==== ENTRIES SUPPLIED ====

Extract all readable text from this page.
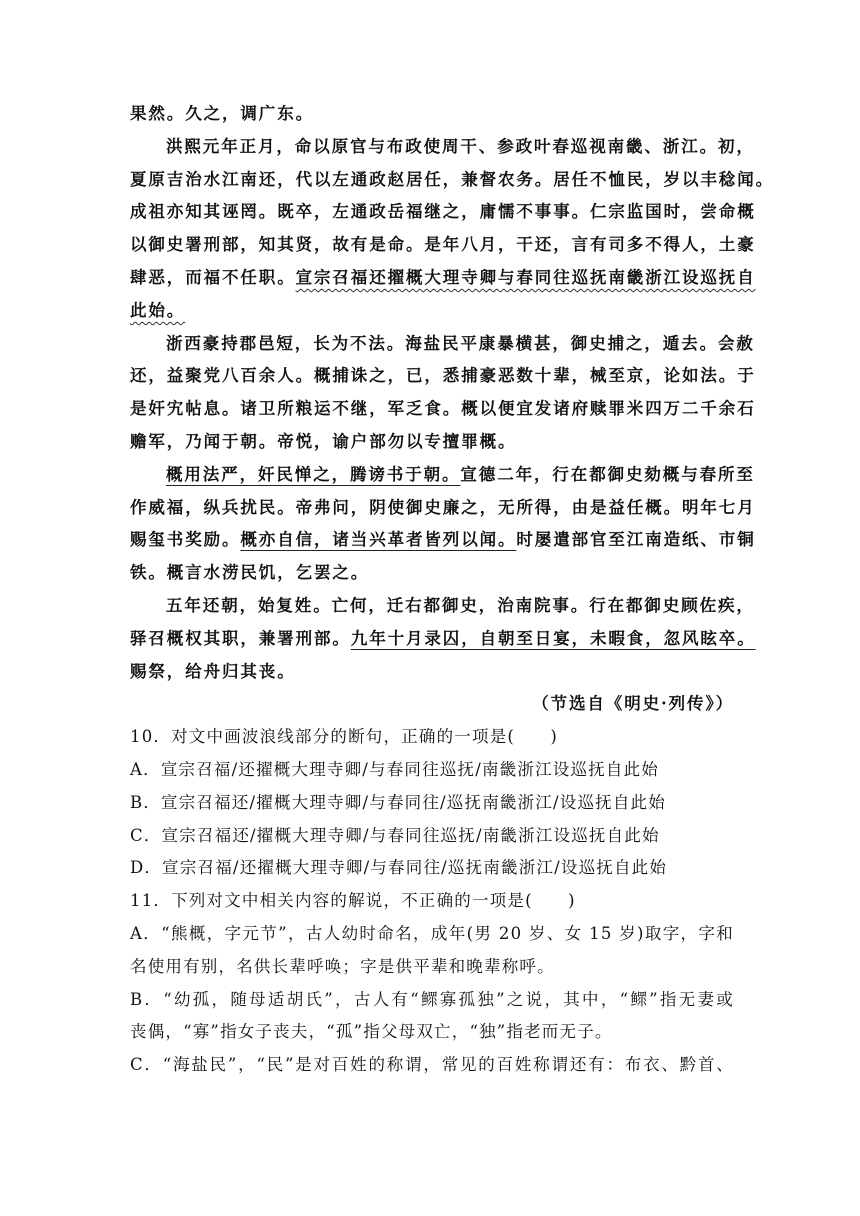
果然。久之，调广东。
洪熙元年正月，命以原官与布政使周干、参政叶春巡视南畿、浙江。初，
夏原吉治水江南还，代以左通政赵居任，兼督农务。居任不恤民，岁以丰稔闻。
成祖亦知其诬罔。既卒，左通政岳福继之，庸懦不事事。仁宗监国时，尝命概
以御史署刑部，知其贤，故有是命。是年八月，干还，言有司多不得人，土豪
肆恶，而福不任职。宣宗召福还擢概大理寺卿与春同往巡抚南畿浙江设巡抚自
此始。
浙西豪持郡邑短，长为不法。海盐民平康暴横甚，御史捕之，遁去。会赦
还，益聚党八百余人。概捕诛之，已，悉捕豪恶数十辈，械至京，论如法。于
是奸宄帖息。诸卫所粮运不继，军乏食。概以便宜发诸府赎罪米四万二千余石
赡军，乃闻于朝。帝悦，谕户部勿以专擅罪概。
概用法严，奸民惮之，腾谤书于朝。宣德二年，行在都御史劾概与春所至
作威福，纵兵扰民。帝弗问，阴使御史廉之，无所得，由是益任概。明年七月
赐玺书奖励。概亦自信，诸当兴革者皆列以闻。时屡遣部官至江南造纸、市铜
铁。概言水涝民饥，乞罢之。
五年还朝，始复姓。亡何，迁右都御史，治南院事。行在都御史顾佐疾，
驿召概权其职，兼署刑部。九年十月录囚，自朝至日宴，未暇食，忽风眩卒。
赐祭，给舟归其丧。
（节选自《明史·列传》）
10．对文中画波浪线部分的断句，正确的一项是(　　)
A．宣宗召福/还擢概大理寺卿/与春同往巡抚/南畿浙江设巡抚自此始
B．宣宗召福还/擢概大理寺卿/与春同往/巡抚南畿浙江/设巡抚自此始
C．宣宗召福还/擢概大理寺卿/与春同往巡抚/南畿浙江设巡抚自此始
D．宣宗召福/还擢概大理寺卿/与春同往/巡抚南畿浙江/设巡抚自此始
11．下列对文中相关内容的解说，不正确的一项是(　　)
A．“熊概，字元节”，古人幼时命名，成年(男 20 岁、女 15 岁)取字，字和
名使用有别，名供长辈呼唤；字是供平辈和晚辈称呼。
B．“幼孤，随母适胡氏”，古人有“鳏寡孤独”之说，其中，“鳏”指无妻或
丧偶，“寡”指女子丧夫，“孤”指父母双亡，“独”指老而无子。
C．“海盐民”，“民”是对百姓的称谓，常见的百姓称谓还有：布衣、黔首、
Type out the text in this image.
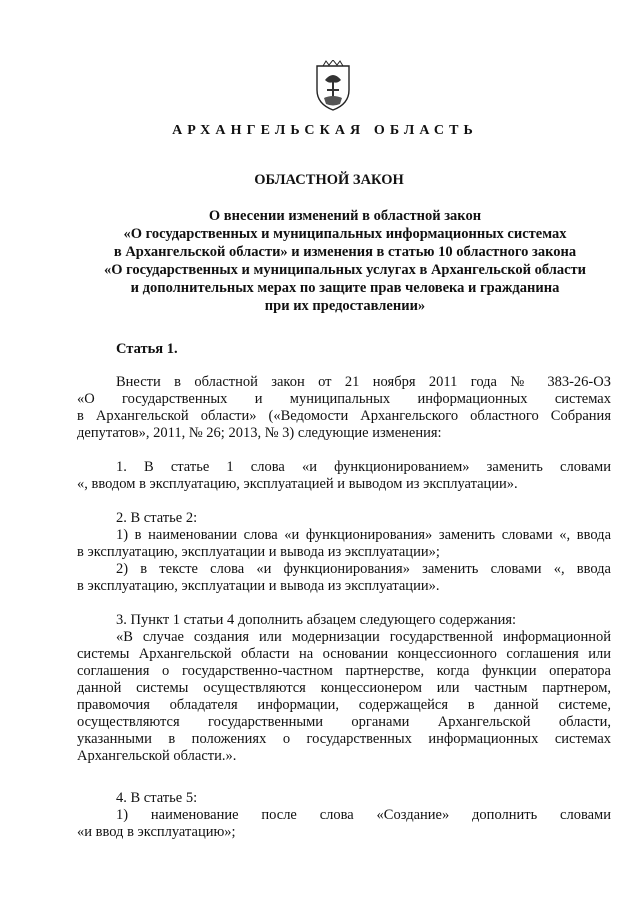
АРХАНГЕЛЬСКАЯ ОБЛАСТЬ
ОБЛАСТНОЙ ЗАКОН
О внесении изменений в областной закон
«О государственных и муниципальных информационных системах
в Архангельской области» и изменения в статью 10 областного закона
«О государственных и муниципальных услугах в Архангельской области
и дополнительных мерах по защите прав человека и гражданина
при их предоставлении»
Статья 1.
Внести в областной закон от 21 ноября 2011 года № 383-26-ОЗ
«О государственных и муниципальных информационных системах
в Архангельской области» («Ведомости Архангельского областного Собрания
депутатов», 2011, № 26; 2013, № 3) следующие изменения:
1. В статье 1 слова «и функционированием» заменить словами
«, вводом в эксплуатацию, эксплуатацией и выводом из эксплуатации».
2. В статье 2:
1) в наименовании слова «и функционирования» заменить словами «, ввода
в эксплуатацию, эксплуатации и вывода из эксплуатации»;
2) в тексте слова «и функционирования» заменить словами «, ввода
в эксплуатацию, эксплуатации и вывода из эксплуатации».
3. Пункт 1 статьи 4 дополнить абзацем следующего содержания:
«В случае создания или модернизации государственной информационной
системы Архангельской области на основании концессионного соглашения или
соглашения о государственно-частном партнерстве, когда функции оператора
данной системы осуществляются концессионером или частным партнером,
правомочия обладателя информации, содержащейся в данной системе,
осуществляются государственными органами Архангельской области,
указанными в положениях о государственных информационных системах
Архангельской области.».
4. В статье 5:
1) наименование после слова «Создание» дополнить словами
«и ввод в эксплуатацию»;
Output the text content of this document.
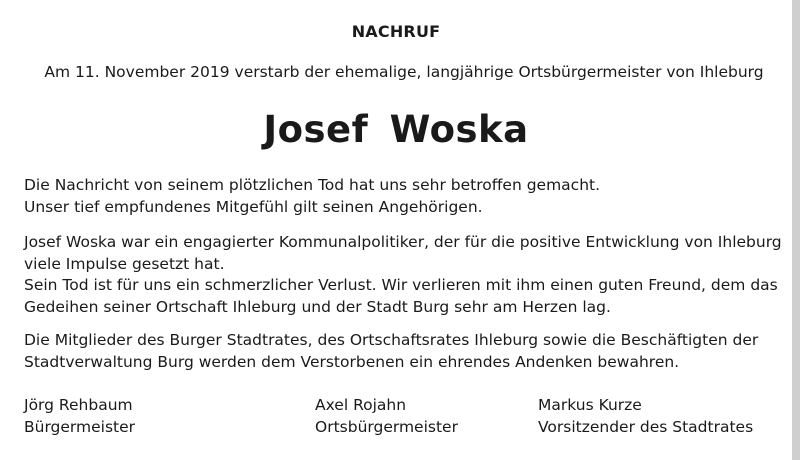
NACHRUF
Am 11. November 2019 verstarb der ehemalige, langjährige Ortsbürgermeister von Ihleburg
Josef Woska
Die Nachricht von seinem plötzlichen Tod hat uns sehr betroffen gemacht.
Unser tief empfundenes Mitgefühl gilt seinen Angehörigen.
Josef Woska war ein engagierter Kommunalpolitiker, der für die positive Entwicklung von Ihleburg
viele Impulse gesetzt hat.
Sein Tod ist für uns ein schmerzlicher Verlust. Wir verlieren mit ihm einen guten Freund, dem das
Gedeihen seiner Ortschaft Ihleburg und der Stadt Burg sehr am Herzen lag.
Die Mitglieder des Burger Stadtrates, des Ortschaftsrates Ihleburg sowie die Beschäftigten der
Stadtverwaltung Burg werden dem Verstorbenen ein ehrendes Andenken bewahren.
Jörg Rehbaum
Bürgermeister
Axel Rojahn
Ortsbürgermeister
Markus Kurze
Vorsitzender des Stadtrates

====

- [WRITTEN INSTRUCTION] Reproduce all of the entries word for word, skipping any pictures they hold.

- [FINAL RESULT]
Extract all readable text from this page.
果然。久之，调广东。
洪熙元年正月，命以原官与布政使周干、参政叶春巡视南畿、浙江。初，
夏原吉治水江南还，代以左通政赵居任，兼督农务。居任不恤民，岁以丰稔闻。
成祖亦知其诬罔。既卒，左通政岳福继之，庸懦不事事。仁宗监国时，尝命概
以御史署刑部，知其贤，故有是命。是年八月，干还，言有司多不得人，土豪
肆恶，而福不任职。宣宗召福还擢概大理寺卿与春同往巡抚南畿浙江设巡抚自
此始。
浙西豪持郡邑短，长为不法。海盐民平康暴横甚，御史捕之，遁去。会赦
还，益聚党八百余人。概捕诛之，已，悉捕豪恶数十辈，械至京，论如法。于
是奸宄帖息。诸卫所粮运不继，军乏食。概以便宜发诸府赎罪米四万二千余石
赡军，乃闻于朝。帝悦，谕户部勿以专擅罪概。
概用法严，奸民惮之，腾谤书于朝。宣德二年，行在都御史劾概与春所至
作威福，纵兵扰民。帝弗问，阴使御史廉之，无所得，由是益任概。明年七月
赐玺书奖励。概亦自信，诸当兴革者皆列以闻。时屡遣部官至江南造纸、市铜
铁。概言水涝民饥，乞罢之。
五年还朝，始复姓。亡何，迁右都御史，治南院事。行在都御史顾佐疾，
驿召概权其职，兼署刑部。九年十月录囚，自朝至日宴，未暇食，忽风眩卒。
赐祭，给舟归其丧。
（节选自《明史·列传》）
10．对文中画波浪线部分的断句，正确的一项是(　　)
A．宣宗召福/还擢概大理寺卿/与春同往巡抚/南畿浙江设巡抚自此始
B．宣宗召福还/擢概大理寺卿/与春同往/巡抚南畿浙江/设巡抚自此始
C．宣宗召福还/擢概大理寺卿/与春同往巡抚/南畿浙江设巡抚自此始
D．宣宗召福/还擢概大理寺卿/与春同往/巡抚南畿浙江/设巡抚自此始
11．下列对文中相关内容的解说，不正确的一项是(　　)
A．“熊概，字元节”，古人幼时命名，成年(男 20 岁、女 15 岁)取字，字和
名使用有别，名供长辈呼唤；字是供平辈和晚辈称呼。
B．“幼孤，随母适胡氏”，古人有“鳏寡孤独”之说，其中，“鳏”指无妻或
丧偶，“寡”指女子丧夫，“孤”指父母双亡，“独”指老而无子。
C．“海盐民”，“民”是对百姓的称谓，常见的百姓称谓还有：布衣、黔首、
Type out the text in this image.
АРХАНГЕЛЬСКАЯ ОБЛАСТЬ
ОБЛАСТНОЙ ЗАКОН
О внесении изменений в областной закон
«О государственных и муниципальных информационных системах
в Архангельской области» и изменения в статью 10 областного закона
«О государственных и муниципальных услугах в Архангельской области
и дополнительных мерах по защите прав человека и гражданина
при их предоставлении»
Статья 1.
Внести в областной закон от 21 ноября 2011 года № 383-26-ОЗ
«О государственных и муниципальных информационных системах
в Архангельской области» («Ведомости Архангельского областного Собрания
депутатов», 2011, № 26; 2013, № 3) следующие изменения:
1. В статье 1 слова «и функционированием» заменить словами
«, вводом в эксплуатацию, эксплуатацией и выводом из эксплуатации».
2. В статье 2:
1) в наименовании слова «и функционирования» заменить словами «, ввода
в эксплуатацию, эксплуатации и вывода из эксплуатации»;
2) в тексте слова «и функционирования» заменить словами «, ввода
в эксплуатацию, эксплуатации и вывода из эксплуатации».
3. Пункт 1 статьи 4 дополнить абзацем следующего содержания:
«В случае создания или модернизации государственной информационной
системы Архангельской области на основании концессионного соглашения или
соглашения о государственно-частном партнерстве, когда функции оператора
данной системы осуществляются концессионером или частным партнером,
правомочия обладателя информации, содержащейся в данной системе,
осуществляются государственными органами Архангельской области,
указанными в положениях о государственных информационных системах
Архангельской области.».
4. В статье 5:
1) наименование после слова «Создание» дополнить словами
«и ввод в эксплуатацию»;
Output the text content of this document.
NACHRUF
Am 11. November 2019 verstarb der ehemalige, langjährige Ortsbürgermeister von Ihleburg
Josef Woska
Die Nachricht von seinem plötzlichen Tod hat uns sehr betroffen gemacht.
Unser tief empfundenes Mitgefühl gilt seinen Angehörigen.
Josef Woska war ein engagierter Kommunalpolitiker, der für die positive Entwicklung von Ihleburg
viele Impulse gesetzt hat.
Sein Tod ist für uns ein schmerzlicher Verlust. Wir verlieren mit ihm einen guten Freund, dem das
Gedeihen seiner Ortschaft Ihleburg und der Stadt Burg sehr am Herzen lag.
Die Mitglieder des Burger Stadtrates, des Ortschaftsrates Ihleburg sowie die Beschäftigten der
Stadtverwaltung Burg werden dem Verstorbenen ein ehrendes Andenken bewahren.
Jörg Rehbaum
Bürgermeister
Axel Rojahn
Ortsbürgermeister
Markus Kurze
Vorsitzender des Stadtrates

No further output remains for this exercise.